## Items from a figure collection
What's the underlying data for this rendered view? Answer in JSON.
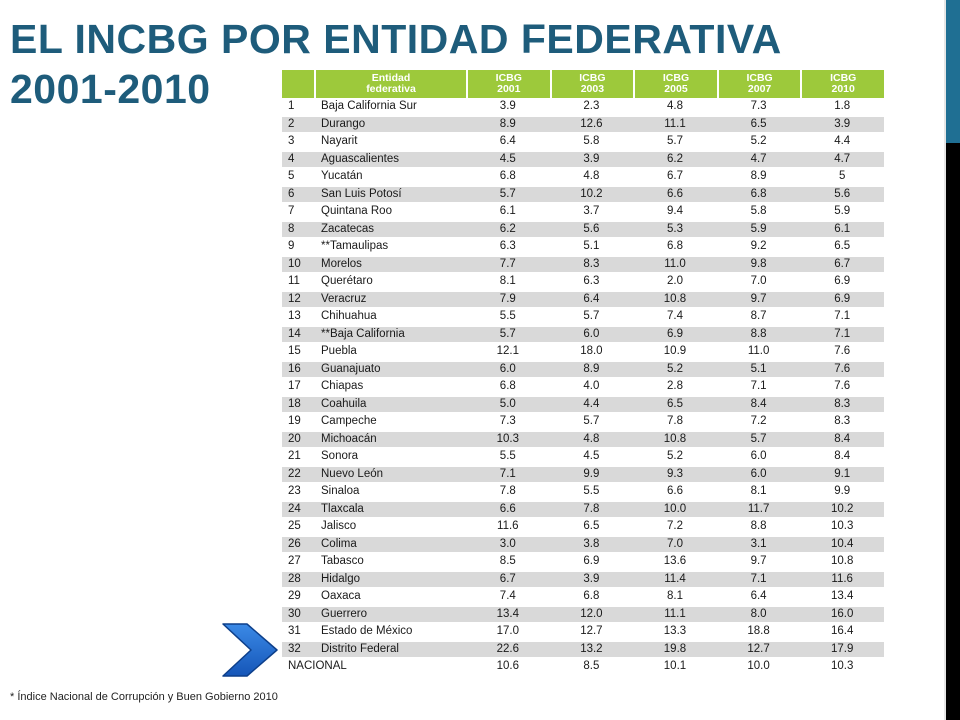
{
  "title": {
    "line1": "EL INCBG POR ENTIDAD FEDERATIVA",
    "line2": "2001-2010"
  },
  "table": {
    "headers": [
      {
        "l1": "",
        "l2": ""
      },
      {
        "l1": "Entidad",
        "l2": "federativa"
      },
      {
        "l1": "ICBG",
        "l2": "2001"
      },
      {
        "l1": "ICBG",
        "l2": "2003"
      },
      {
        "l1": "ICBG",
        "l2": "2005"
      },
      {
        "l1": "ICBG",
        "l2": "2007"
      },
      {
        "l1": "ICBG",
        "l2": "2010"
      }
    ],
    "rows": [
      [
        "1",
        "Baja California Sur",
        "3.9",
        "2.3",
        "4.8",
        "7.3",
        "1.8"
      ],
      [
        "2",
        "Durango",
        "8.9",
        "12.6",
        "11.1",
        "6.5",
        "3.9"
      ],
      [
        "3",
        "Nayarit",
        "6.4",
        "5.8",
        "5.7",
        "5.2",
        "4.4"
      ],
      [
        "4",
        "Aguascalientes",
        "4.5",
        "3.9",
        "6.2",
        "4.7",
        "4.7"
      ],
      [
        "5",
        "Yucatán",
        "6.8",
        "4.8",
        "6.7",
        "8.9",
        "5"
      ],
      [
        "6",
        "San Luis Potosí",
        "5.7",
        "10.2",
        "6.6",
        "6.8",
        "5.6"
      ],
      [
        "7",
        "Quintana Roo",
        "6.1",
        "3.7",
        "9.4",
        "5.8",
        "5.9"
      ],
      [
        "8",
        "Zacatecas",
        "6.2",
        "5.6",
        "5.3",
        "5.9",
        "6.1"
      ],
      [
        "9",
        "**Tamaulipas",
        "6.3",
        "5.1",
        "6.8",
        "9.2",
        "6.5"
      ],
      [
        "10",
        "Morelos",
        "7.7",
        "8.3",
        "11.0",
        "9.8",
        "6.7"
      ],
      [
        "11",
        "Querétaro",
        "8.1",
        "6.3",
        "2.0",
        "7.0",
        "6.9"
      ],
      [
        "12",
        "Veracruz",
        "7.9",
        "6.4",
        "10.8",
        "9.7",
        "6.9"
      ],
      [
        "13",
        "Chihuahua",
        "5.5",
        "5.7",
        "7.4",
        "8.7",
        "7.1"
      ],
      [
        "14",
        "**Baja California",
        "5.7",
        "6.0",
        "6.9",
        "8.8",
        "7.1"
      ],
      [
        "15",
        "Puebla",
        "12.1",
        "18.0",
        "10.9",
        "11.0",
        "7.6"
      ],
      [
        "16",
        "Guanajuato",
        "6.0",
        "8.9",
        "5.2",
        "5.1",
        "7.6"
      ],
      [
        "17",
        "Chiapas",
        "6.8",
        "4.0",
        "2.8",
        "7.1",
        "7.6"
      ],
      [
        "18",
        "Coahuila",
        "5.0",
        "4.4",
        "6.5",
        "8.4",
        "8.3"
      ],
      [
        "19",
        "Campeche",
        "7.3",
        "5.7",
        "7.8",
        "7.2",
        "8.3"
      ],
      [
        "20",
        "Michoacán",
        "10.3",
        "4.8",
        "10.8",
        "5.7",
        "8.4"
      ],
      [
        "21",
        "Sonora",
        "5.5",
        "4.5",
        "5.2",
        "6.0",
        "8.4"
      ],
      [
        "22",
        "Nuevo León",
        "7.1",
        "9.9",
        "9.3",
        "6.0",
        "9.1"
      ],
      [
        "23",
        "Sinaloa",
        "7.8",
        "5.5",
        "6.6",
        "8.1",
        "9.9"
      ],
      [
        "24",
        "Tlaxcala",
        "6.6",
        "7.8",
        "10.0",
        "11.7",
        "10.2"
      ],
      [
        "25",
        "Jalisco",
        "11.6",
        "6.5",
        "7.2",
        "8.8",
        "10.3"
      ],
      [
        "26",
        "Colima",
        "3.0",
        "3.8",
        "7.0",
        "3.1",
        "10.4"
      ],
      [
        "27",
        "Tabasco",
        "8.5",
        "6.9",
        "13.6",
        "9.7",
        "10.8"
      ],
      [
        "28",
        "Hidalgo",
        "6.7",
        "3.9",
        "11.4",
        "7.1",
        "11.6"
      ],
      [
        "29",
        "Oaxaca",
        "7.4",
        "6.8",
        "8.1",
        "6.4",
        "13.4"
      ],
      [
        "30",
        "Guerrero",
        "13.4",
        "12.0",
        "11.1",
        "8.0",
        "16.0"
      ],
      [
        "31",
        "Estado de México",
        "17.0",
        "12.7",
        "13.3",
        "18.8",
        "16.4"
      ],
      [
        "32",
        "Distrito Federal",
        "22.6",
        "13.2",
        "19.8",
        "12.7",
        "17.9"
      ]
    ],
    "national": {
      "label": "NACIONAL",
      "values": [
        "10.6",
        "8.5",
        "10.1",
        "10.0",
        "10.3"
      ]
    }
  },
  "footnote": "*  Índice Nacional de Corrupción y Buen Gobierno 2010",
  "colors": {
    "title": "#1e5c7b",
    "header_green": "#9dc93b",
    "arrow_blue": "#1f6fd0",
    "side_blue": "#1f6f93"
  },
  "icons": {
    "arrow": "chevron-right-arrow-icon"
  }
}
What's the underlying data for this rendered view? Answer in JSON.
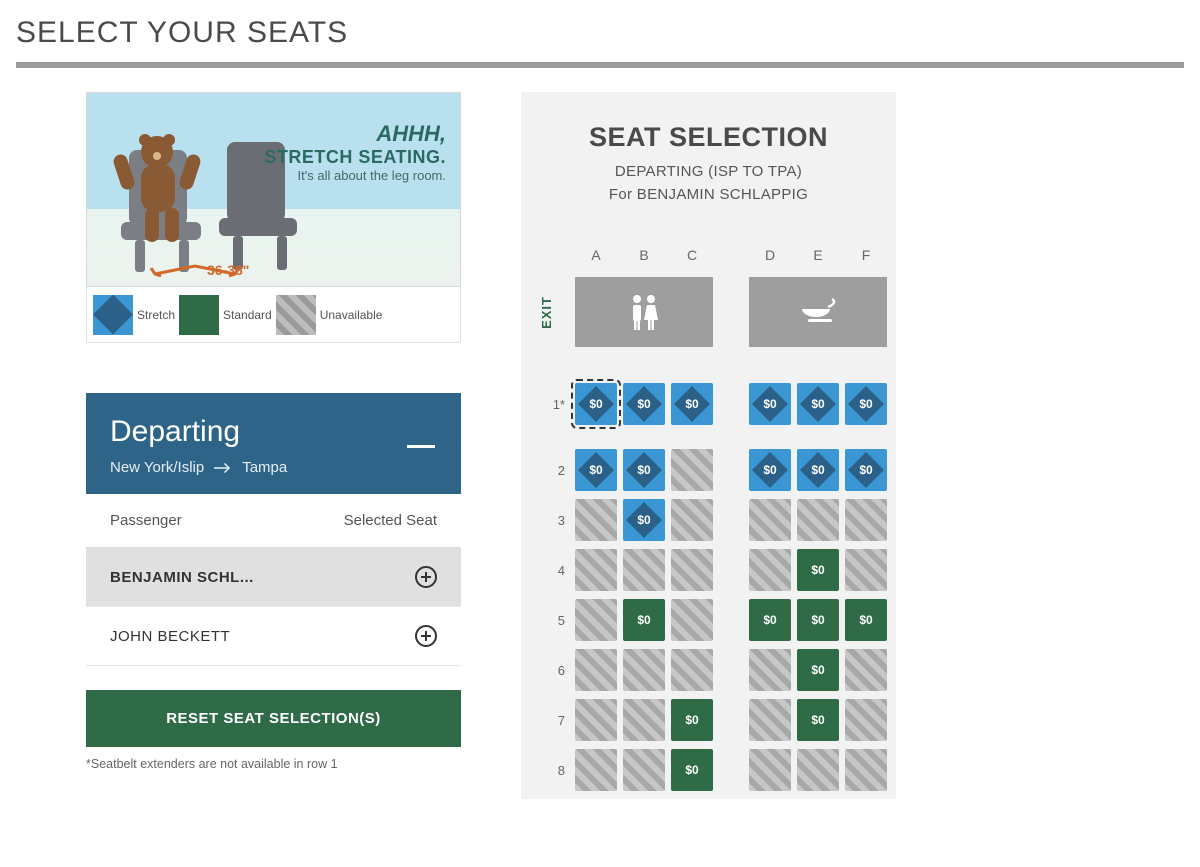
{
  "page_title": "SELECT YOUR SEATS",
  "promo": {
    "line1": "AHHH,",
    "line2": "STRETCH SEATING.",
    "line3": "It's all about the leg room.",
    "legroom": "36-38\""
  },
  "legend": {
    "stretch": "Stretch",
    "standard": "Standard",
    "unavailable": "Unavailable"
  },
  "departing": {
    "title": "Departing",
    "from": "New York/Islip",
    "to": "Tampa",
    "head_passenger": "Passenger",
    "head_seat": "Selected Seat",
    "passengers": [
      {
        "name": "BENJAMIN SCHL...",
        "selected": true
      },
      {
        "name": "JOHN BECKETT",
        "selected": false
      }
    ]
  },
  "reset_label": "RESET SEAT SELECTION(S)",
  "footnote": "*Seatbelt extenders are not available in row 1",
  "seatmap": {
    "title": "SEAT SELECTION",
    "leg_label": "DEPARTING (ISP TO TPA)",
    "for_label": "For BENJAMIN SCHLAPPIG",
    "exit_label": "EXIT",
    "columns": [
      "A",
      "B",
      "C",
      "D",
      "E",
      "F"
    ],
    "rows": [
      {
        "label": "1*",
        "seats": [
          {
            "type": "stretch",
            "price": "$0",
            "outlined": true
          },
          {
            "type": "stretch",
            "price": "$0"
          },
          {
            "type": "stretch",
            "price": "$0"
          },
          {
            "type": "stretch",
            "price": "$0"
          },
          {
            "type": "stretch",
            "price": "$0"
          },
          {
            "type": "stretch",
            "price": "$0"
          }
        ]
      },
      {
        "label": "2",
        "seats": [
          {
            "type": "stretch",
            "price": "$0"
          },
          {
            "type": "stretch",
            "price": "$0"
          },
          {
            "type": "unavail"
          },
          {
            "type": "stretch",
            "price": "$0"
          },
          {
            "type": "stretch",
            "price": "$0"
          },
          {
            "type": "stretch",
            "price": "$0"
          }
        ]
      },
      {
        "label": "3",
        "seats": [
          {
            "type": "unavail"
          },
          {
            "type": "stretch",
            "price": "$0"
          },
          {
            "type": "unavail"
          },
          {
            "type": "unavail"
          },
          {
            "type": "unavail"
          },
          {
            "type": "unavail"
          }
        ]
      },
      {
        "label": "4",
        "seats": [
          {
            "type": "unavail"
          },
          {
            "type": "unavail"
          },
          {
            "type": "unavail"
          },
          {
            "type": "unavail"
          },
          {
            "type": "standard",
            "price": "$0"
          },
          {
            "type": "unavail"
          }
        ]
      },
      {
        "label": "5",
        "seats": [
          {
            "type": "unavail"
          },
          {
            "type": "standard",
            "price": "$0"
          },
          {
            "type": "unavail"
          },
          {
            "type": "standard",
            "price": "$0"
          },
          {
            "type": "standard",
            "price": "$0"
          },
          {
            "type": "standard",
            "price": "$0"
          }
        ]
      },
      {
        "label": "6",
        "seats": [
          {
            "type": "unavail"
          },
          {
            "type": "unavail"
          },
          {
            "type": "unavail"
          },
          {
            "type": "unavail"
          },
          {
            "type": "standard",
            "price": "$0"
          },
          {
            "type": "unavail"
          }
        ]
      },
      {
        "label": "7",
        "seats": [
          {
            "type": "unavail"
          },
          {
            "type": "unavail"
          },
          {
            "type": "standard",
            "price": "$0"
          },
          {
            "type": "unavail"
          },
          {
            "type": "standard",
            "price": "$0"
          },
          {
            "type": "unavail"
          }
        ]
      },
      {
        "label": "8",
        "seats": [
          {
            "type": "unavail"
          },
          {
            "type": "unavail"
          },
          {
            "type": "standard",
            "price": "$0"
          },
          {
            "type": "unavail"
          },
          {
            "type": "unavail"
          },
          {
            "type": "unavail"
          }
        ]
      }
    ]
  },
  "colors": {
    "stretch_outer": "#3b97d3",
    "stretch_inner": "#2b6188",
    "standard": "#2f6b46",
    "unavail_light": "#c7c7c7",
    "unavail_dark": "#a8a8a8",
    "header_blue": "#2f6489",
    "amenity_gray": "#9e9e9e"
  }
}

## Problem description
In the lines above, locate the string "California". Copy every line where it occurs.

## Solution to this problem
        "Baja California Sur",
        "**Baja California",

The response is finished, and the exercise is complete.